* Start Provided material *

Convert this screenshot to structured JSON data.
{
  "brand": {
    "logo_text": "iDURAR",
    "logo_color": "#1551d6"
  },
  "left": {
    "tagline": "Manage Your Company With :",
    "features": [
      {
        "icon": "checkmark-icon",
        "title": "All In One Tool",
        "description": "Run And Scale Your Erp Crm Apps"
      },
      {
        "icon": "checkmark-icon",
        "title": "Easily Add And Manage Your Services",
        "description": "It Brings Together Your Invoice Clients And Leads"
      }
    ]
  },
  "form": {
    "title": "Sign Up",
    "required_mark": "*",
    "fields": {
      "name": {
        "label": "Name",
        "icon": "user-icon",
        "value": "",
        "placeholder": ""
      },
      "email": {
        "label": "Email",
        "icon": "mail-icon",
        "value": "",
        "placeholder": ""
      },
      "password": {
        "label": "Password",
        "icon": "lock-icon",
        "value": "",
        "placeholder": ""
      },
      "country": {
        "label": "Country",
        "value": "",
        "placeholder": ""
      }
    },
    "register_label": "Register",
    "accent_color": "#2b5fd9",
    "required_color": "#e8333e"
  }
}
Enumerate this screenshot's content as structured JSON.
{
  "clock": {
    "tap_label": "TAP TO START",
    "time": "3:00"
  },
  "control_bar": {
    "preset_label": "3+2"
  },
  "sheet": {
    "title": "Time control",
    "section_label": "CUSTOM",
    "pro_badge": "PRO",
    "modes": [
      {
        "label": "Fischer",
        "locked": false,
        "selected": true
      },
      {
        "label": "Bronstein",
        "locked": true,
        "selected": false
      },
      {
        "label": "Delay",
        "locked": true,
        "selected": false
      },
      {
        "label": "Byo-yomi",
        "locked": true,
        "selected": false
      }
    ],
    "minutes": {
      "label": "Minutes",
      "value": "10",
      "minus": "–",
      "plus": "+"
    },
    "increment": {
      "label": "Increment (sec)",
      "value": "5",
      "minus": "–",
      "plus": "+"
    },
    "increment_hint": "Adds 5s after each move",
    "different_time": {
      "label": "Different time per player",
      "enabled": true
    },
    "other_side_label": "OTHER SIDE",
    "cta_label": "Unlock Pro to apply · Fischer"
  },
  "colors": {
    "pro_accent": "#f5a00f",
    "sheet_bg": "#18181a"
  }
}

* End Provided material *

▸ Problem to solve: The line containing "Enumerate this screenshot's" and every line after it, through the end of the records, should be repeated exactly and alone.

▸ Solution for this exercise:
Enumerate this screenshot's content as structured JSON.
{
  "clock": {
    "tap_label": "TAP TO START",
    "time": "3:00"
  },
  "control_bar": {
    "preset_label": "3+2"
  },
  "sheet": {
    "title": "Time control",
    "section_label": "CUSTOM",
    "pro_badge": "PRO",
    "modes": [
      {
        "label": "Fischer",
        "locked": false,
        "selected": true
      },
      {
        "label": "Bronstein",
        "locked": true,
        "selected": false
      },
      {
        "label": "Delay",
        "locked": true,
        "selected": false
      },
      {
        "label": "Byo-yomi",
        "locked": true,
        "selected": false
      }
    ],
    "minutes": {
      "label": "Minutes",
      "value": "10",
      "minus": "–",
      "plus": "+"
    },
    "increment": {
      "label": "Increment (sec)",
      "value": "5",
      "minus": "–",
      "plus": "+"
    },
    "increment_hint": "Adds 5s after each move",
    "different_time": {
      "label": "Different time per player",
      "enabled": true
    },
    "other_side_label": "OTHER SIDE",
    "cta_label": "Unlock Pro to apply · Fischer"
  },
  "colors": {
    "pro_accent": "#f5a00f",
    "sheet_bg": "#18181a"
  }
}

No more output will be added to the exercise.